Some records:
----

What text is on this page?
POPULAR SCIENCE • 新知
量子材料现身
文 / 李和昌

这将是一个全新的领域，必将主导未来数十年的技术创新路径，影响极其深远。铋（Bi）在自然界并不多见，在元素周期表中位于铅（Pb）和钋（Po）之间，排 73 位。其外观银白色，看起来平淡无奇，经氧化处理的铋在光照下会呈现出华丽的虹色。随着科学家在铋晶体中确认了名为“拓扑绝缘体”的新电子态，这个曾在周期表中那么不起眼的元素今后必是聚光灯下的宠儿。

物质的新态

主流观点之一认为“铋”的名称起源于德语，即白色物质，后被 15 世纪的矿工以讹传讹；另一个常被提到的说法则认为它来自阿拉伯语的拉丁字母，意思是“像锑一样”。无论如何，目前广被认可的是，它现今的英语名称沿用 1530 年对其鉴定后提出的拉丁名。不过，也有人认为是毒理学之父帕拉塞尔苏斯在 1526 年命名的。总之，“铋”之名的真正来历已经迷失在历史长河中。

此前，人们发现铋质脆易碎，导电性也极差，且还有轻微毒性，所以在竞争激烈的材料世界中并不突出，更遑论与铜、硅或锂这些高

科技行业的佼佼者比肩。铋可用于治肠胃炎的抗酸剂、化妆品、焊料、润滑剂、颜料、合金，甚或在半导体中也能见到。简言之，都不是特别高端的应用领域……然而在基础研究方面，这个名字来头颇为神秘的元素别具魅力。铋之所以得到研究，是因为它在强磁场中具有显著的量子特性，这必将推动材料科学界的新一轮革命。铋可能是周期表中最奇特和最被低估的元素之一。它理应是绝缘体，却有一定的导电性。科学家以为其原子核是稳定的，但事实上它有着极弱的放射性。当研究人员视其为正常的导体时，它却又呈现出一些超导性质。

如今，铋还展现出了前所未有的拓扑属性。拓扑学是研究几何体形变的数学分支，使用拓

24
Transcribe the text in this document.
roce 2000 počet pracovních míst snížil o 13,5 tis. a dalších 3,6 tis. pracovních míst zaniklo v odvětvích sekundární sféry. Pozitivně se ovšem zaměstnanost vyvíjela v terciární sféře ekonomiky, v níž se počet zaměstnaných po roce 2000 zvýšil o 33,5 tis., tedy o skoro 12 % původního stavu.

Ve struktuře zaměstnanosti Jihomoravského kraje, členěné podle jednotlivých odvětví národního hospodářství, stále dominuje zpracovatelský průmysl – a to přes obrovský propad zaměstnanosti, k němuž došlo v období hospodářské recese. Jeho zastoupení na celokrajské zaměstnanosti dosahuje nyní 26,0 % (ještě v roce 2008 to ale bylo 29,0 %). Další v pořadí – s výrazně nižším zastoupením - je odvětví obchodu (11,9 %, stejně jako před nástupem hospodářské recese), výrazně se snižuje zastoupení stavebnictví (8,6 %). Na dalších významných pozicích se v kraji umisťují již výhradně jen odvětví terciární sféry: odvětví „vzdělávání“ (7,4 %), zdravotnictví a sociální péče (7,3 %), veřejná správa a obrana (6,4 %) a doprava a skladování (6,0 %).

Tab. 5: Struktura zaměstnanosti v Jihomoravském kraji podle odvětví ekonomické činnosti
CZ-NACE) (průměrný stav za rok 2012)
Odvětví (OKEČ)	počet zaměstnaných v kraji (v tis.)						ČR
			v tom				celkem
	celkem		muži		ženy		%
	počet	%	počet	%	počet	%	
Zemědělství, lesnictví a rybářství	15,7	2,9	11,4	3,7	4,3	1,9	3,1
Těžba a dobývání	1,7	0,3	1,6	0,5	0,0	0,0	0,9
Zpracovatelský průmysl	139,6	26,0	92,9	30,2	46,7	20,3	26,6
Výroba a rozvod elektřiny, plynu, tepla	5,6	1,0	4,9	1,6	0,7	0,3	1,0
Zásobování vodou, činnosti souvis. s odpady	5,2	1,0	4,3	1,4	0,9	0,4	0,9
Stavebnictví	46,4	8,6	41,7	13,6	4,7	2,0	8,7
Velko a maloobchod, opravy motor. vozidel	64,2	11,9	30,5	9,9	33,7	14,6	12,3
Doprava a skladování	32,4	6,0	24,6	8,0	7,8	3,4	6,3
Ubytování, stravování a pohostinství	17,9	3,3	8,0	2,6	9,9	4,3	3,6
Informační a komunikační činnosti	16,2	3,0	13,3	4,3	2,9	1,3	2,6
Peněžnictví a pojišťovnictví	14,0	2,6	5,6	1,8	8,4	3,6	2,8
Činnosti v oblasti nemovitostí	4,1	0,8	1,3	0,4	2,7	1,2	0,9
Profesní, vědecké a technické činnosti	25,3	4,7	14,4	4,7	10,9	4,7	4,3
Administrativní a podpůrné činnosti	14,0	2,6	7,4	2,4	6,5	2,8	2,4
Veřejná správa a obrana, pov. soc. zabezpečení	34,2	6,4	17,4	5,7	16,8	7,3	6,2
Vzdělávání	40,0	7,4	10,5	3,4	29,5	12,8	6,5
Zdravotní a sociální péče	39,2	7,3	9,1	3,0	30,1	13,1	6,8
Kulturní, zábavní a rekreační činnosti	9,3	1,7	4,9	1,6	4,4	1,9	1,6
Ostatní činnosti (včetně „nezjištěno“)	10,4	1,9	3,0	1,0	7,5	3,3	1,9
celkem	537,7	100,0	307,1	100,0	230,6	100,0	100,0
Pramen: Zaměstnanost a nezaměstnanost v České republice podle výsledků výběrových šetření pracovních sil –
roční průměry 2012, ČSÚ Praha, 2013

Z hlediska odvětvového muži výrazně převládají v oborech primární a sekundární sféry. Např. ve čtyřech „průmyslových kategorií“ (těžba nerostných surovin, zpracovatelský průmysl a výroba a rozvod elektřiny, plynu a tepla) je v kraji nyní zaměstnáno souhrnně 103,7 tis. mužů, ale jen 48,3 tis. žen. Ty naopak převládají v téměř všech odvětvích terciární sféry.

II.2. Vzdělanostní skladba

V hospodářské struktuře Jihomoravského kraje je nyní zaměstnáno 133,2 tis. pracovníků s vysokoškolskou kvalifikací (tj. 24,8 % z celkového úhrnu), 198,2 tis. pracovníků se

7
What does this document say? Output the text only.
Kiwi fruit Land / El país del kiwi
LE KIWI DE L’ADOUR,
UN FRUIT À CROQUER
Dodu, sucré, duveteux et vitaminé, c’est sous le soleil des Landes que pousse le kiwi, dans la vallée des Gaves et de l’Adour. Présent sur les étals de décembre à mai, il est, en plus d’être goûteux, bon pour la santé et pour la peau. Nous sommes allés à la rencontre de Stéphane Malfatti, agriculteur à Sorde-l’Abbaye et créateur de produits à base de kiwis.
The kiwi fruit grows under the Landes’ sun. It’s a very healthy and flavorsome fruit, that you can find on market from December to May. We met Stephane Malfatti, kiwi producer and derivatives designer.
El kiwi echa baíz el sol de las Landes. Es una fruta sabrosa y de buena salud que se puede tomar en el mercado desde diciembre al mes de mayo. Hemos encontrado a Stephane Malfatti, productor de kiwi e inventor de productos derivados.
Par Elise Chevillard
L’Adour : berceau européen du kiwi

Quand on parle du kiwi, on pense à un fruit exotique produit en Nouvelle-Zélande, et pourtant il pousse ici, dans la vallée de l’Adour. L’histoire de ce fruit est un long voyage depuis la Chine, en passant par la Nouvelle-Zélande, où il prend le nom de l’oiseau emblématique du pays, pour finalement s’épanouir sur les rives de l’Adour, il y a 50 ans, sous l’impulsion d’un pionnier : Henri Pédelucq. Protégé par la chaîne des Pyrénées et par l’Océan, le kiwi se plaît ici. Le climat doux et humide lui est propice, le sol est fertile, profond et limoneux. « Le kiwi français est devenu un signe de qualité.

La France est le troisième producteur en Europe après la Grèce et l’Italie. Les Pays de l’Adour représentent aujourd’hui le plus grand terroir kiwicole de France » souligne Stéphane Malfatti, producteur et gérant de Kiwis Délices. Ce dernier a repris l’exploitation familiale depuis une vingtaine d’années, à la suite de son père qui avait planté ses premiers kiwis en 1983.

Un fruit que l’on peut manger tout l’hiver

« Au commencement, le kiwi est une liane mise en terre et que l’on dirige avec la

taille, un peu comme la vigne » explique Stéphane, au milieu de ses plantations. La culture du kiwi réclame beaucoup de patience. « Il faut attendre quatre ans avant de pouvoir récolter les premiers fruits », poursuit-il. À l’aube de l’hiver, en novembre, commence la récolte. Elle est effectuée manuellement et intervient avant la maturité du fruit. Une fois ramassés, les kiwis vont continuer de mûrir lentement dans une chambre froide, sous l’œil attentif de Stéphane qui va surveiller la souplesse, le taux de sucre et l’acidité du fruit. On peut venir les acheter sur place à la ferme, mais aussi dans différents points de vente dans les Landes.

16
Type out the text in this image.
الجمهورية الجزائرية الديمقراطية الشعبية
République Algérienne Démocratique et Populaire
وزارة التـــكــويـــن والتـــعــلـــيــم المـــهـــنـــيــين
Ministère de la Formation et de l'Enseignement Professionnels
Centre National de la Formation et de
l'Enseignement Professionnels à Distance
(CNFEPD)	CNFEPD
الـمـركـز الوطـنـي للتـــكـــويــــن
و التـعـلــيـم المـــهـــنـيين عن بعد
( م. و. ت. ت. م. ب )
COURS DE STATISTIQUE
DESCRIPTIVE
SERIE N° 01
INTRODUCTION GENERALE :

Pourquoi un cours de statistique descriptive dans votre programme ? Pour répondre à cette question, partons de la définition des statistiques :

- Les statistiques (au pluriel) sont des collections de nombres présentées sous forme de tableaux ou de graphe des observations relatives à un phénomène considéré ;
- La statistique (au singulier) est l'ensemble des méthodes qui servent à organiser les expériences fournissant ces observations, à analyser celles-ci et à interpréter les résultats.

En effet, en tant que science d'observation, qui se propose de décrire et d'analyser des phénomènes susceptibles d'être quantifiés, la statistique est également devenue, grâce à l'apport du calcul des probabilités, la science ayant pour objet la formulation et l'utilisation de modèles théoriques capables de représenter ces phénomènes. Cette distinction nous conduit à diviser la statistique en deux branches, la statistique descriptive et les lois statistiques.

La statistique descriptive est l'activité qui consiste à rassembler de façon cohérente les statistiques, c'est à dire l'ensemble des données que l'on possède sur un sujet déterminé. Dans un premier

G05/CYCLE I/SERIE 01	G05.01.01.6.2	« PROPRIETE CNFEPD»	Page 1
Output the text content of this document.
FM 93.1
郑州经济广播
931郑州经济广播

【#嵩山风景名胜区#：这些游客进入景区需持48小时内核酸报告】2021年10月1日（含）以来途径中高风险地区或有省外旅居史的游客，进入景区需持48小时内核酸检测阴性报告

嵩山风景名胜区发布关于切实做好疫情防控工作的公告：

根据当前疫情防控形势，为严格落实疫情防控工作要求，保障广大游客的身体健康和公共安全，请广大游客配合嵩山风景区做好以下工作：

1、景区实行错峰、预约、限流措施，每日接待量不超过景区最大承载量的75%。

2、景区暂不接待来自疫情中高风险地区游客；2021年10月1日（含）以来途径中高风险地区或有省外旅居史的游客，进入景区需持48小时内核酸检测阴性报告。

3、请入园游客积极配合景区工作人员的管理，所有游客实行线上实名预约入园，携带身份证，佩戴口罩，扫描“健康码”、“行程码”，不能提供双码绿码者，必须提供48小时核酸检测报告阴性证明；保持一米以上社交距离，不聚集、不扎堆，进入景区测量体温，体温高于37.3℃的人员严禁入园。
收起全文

----

● **Stated exercise**
Reproduce every line from the entries that holds the word "nyní".

● **Output for this task**
Ve struktuře zaměstnanosti Jihomoravského kraje, členěné podle jednotlivých odvětví národního hospodářství, stále dominuje zpracovatelský průmysl – a to přes obrovský propad zaměstnanosti, k němuž došlo v období hospodářské recese. Jeho zastoupení na celokrajské zaměstnanosti dosahuje nyní 26,0 % (ještě v roce 2008 to ale bylo 29,0 %). Další v pořadí – s výrazně nižším zastoupením - je odvětví obchodu (11,9 %, stejně jako před nástupem hospodářské recese), výrazně se snižuje zastoupení stavebnictví (8,6 %). Na dalších významných pozicích se v kraji umisťují již výhradně jen odvětví terciární sféry: odvětví „vzdělávání“ (7,4 %), zdravotnictví a sociální péče (7,3 %), veřejná správa a obrana (6,4 %) a doprava a skladování (6,0 %).
Z hlediska odvětvového muži výrazně převládají v oborech primární a sekundární sféry. Např. ve čtyřech „průmyslových kategorií“ (těžba nerostných surovin, zpracovatelský průmysl a výroba a rozvod elektřiny, plynu a tepla) je v kraji nyní zaměstnáno souhrnně 103,7 tis. mužů, ale jen 48,3 tis. žen. Ty naopak převládají v téměř všech odvětvích terciární sféry.
V hospodářské struktuře Jihomoravského kraje je nyní zaměstnáno 133,2 tis. pracovníků s vysokoškolskou kvalifikací (tj. 24,8 % z celkového úhrnu), 198,2 tis. pracovníků se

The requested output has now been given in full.